= WORK REQUIRED =
Every entry needs to be printed exactly, please.
--- Start INFORMATION GIVEN ---
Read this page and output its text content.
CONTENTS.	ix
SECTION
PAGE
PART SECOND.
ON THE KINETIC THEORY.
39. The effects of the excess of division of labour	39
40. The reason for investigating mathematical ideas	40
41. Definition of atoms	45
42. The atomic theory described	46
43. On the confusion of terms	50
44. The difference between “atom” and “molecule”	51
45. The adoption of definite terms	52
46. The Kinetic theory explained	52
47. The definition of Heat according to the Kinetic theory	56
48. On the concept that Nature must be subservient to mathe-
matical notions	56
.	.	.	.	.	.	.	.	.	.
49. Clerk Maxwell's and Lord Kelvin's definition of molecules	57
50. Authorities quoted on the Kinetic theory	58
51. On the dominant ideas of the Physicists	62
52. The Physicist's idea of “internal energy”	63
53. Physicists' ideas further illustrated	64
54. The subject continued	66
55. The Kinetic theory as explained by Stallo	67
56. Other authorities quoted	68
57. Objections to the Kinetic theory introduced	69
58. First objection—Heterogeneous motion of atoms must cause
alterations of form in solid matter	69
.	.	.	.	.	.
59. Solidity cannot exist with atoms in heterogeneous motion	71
--- End INFORMATION GIVEN ---
= CORRECT RESPONSE =
Read this page and output its text content.
CONTENTS.	ix
SECTION
PAGE
PART SECOND.
ON THE KINETIC THEORY.
39. The effects of the excess of division of labour	39
40. The reason for investigating mathematical ideas	40
41. Definition of atoms	45
42. The atomic theory described	46
43. On the confusion of terms	50
44. The difference between “atom” and “molecule”	51
45. The adoption of definite terms	52
46. The Kinetic theory explained	52
47. The definition of Heat according to the Kinetic theory	56
48. On the concept that Nature must be subservient to mathe-
matical notions	56
.	.	.	.	.	.	.	.	.	.
49. Clerk Maxwell's and Lord Kelvin's definition of molecules	57
50. Authorities quoted on the Kinetic theory	58
51. On the dominant ideas of the Physicists	62
52. The Physicist's idea of “internal energy”	63
53. Physicists' ideas further illustrated	64
54. The subject continued	66
55. The Kinetic theory as explained by Stallo	67
56. Other authorities quoted	68
57. Objections to the Kinetic theory introduced	69
58. First objection—Heterogeneous motion of atoms must cause
alterations of form in solid matter	69
.	.	.	.	.	.
59. Solidity cannot exist with atoms in heterogeneous motion	71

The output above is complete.